練習說明:
1. 請將下面文章中的這句話譯成英文：「金黃色葡萄球菌是一種常見的食源性致病微生物，可造成嚴重的食物中毒，嚴重危害消費者的身體健康。」
2. 以下三項說法是否與下面的文章相符？請逐項回答「是」或「否」，並準確引用文章中的關鍵字句作為依據。
(a) 本研究共采集生鮮駝奶90份。
(b) 增菌培養是在37℃下進行48小時。
(c) 反應總體積為50微升。
3. 請用兩句話概括下面的文章。

所附文章:
生駝乳中金黃色葡萄球菌的熒光PCR檢測

文│韓涌（新疆維吾爾自治區烏魯木齊市動物疾病控制與診斷中心）

蔡擴軍（新疆維吾爾自治區烏魯木齊市動物疾病控制與診斷中心、新疆農業大學動物醫學學院）

徐敏（新疆維吾爾自治區烏魯木齊市動物疾病控制與診斷中心、烏魯木齊市奶業協會）

駝乳具有較高的營養價值和醫學保健功能，近年來，駝乳需求量呈現“爆發式”增長，供不應求，價格一路攀升。與此同時，駝乳質量安全受到廣大消費者的關注。金黃色葡萄球菌是一種常見的食源性致病微生物，可造成嚴重的食物中毒，嚴重危害消費者的身體健康。生鮮牛乳中金黃色葡萄球菌污染報道較多，但駝乳中有關金黃色葡萄球菌的報道較少。為了解生鮮駝乳中金黃色葡萄球菌的污染狀況，本研究使用熒光PCR方法快速檢測生駝乳中的金黃色葡萄球菌，為預防和控制生駝乳中金黃色葡萄球菌引起的突發公共衛生事件提供技術支持。

一、材料與方法

1.主要試劑。7.5%氯化鈉肉湯購自北京陸橋技術股份有限公司；細菌基因組DNA提取試劑盒購自天根生化科技（北京）有限公司；金黃色葡萄球菌熒光PCR檢測試劑盒購自深圳澳東檢驗檢測科技有限公司。

2.主要儀器。熒光PCR（7500）儀器購自美國ABI；細菌培養箱，生物安全柜。

3.金黃色葡萄球菌的分離、檢測。

（1）樣品采集。采集生鮮駝奶90份，樣品放入含有冰袋的運輸箱內，低溫運輸至實驗室。

（2）檢驗程序。

（3）操作步驟。增菌：按國家標準（GB/T 4789.10-2016）對生鮮駝乳進行前處理與增菌培養。無菌條件取25毫升駝奶樣品放入三角瓶，再加入225毫升7.5%氯化鈉肉湯，36±1℃培養18～24小時。

提取細菌基因組DNA：取增菌液1毫升加入EP管，10000轉/分鐘條件離心1分鐘，棄上清，根據細菌基因組DNA提取試劑盒說明書提取增菌液中細菌基因組DNA。

反應組份配制：按照金黃色葡萄球菌熒光PCR檢測試劑盒的說明書將樣品DNA、核酸擴增反應液、金黃色葡萄球菌反應液、S-Taq酶加至反應管，反應總體積為25微升，同時設置陰性和陽性對照。

所附資料:
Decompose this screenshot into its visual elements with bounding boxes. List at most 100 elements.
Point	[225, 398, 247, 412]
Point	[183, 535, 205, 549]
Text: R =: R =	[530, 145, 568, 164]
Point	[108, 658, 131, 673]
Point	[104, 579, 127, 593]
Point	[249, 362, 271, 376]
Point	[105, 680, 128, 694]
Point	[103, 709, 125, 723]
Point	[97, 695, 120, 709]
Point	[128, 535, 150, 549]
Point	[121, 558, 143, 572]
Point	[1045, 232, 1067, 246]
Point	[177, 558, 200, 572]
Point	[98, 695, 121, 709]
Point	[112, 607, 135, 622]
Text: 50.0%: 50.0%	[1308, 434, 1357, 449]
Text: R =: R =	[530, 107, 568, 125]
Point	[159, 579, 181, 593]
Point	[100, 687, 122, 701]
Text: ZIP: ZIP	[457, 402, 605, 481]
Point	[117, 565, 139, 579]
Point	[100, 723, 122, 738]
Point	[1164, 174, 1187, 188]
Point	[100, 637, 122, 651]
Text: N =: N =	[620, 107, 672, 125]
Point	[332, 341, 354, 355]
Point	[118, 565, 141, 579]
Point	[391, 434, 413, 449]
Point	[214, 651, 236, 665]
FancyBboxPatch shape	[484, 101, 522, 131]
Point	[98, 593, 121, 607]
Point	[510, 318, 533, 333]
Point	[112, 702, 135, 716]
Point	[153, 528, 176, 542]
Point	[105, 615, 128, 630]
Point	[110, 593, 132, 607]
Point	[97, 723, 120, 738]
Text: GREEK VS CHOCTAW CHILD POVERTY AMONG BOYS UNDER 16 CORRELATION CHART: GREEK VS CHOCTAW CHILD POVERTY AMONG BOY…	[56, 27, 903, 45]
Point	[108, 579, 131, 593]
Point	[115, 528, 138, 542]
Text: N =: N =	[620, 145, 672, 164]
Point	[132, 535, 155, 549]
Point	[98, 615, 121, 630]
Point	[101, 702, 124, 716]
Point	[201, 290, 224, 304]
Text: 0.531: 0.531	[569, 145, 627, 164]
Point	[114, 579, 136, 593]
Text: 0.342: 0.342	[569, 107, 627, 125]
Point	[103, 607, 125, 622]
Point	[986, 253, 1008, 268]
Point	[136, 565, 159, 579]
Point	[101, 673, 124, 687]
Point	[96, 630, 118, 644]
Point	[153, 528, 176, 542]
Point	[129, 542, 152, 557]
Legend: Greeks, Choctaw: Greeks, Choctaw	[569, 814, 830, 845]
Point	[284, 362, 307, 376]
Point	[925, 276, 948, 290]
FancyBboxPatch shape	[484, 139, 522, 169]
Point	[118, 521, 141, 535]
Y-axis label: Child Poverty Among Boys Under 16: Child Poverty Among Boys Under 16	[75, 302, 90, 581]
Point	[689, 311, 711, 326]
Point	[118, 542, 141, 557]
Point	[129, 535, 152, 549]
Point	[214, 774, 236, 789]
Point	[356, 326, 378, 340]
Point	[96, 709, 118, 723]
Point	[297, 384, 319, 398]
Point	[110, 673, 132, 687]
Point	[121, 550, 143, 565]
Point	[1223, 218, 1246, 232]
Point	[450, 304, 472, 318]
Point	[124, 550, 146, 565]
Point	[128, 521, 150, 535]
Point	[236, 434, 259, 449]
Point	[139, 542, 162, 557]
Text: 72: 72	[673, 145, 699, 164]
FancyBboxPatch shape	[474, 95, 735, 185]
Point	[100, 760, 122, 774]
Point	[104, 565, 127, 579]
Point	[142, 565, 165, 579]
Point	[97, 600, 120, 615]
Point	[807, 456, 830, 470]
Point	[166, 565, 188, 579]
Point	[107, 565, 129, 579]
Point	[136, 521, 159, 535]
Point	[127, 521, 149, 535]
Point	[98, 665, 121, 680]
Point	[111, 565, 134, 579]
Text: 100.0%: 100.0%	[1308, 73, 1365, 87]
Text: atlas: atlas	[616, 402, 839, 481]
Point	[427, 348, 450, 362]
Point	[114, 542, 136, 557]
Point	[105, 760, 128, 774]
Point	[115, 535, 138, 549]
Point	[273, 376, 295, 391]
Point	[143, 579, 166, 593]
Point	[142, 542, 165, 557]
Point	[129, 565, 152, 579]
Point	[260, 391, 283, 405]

各題答案:
1. Staphylococcus aureus is a common foodborne pathogenic microorganism that can cause severe food poisoning and seriously endanger consumers' health.

2.
(a) 是：「采集生鮮駝奶90份」
(b) 否：「36±1℃培養18～24小時」
(c) 否：「反應總體積為25微升」

3. 為了解生鮮駝乳中金黃色葡萄球菌的污染狀況，本研究使用熒光PCR方法快速檢測生駝乳中的金黃色葡萄球菌，為預防和控制其引起的突發公共衛生事件提供技術支持。研究采集生鮮駝奶90份，按國家標準進行前處理與增菌培養，然後提取細菌基因組DNA，再按試劑盒說明書配制反應組份，同時設置陰性和陽性對照。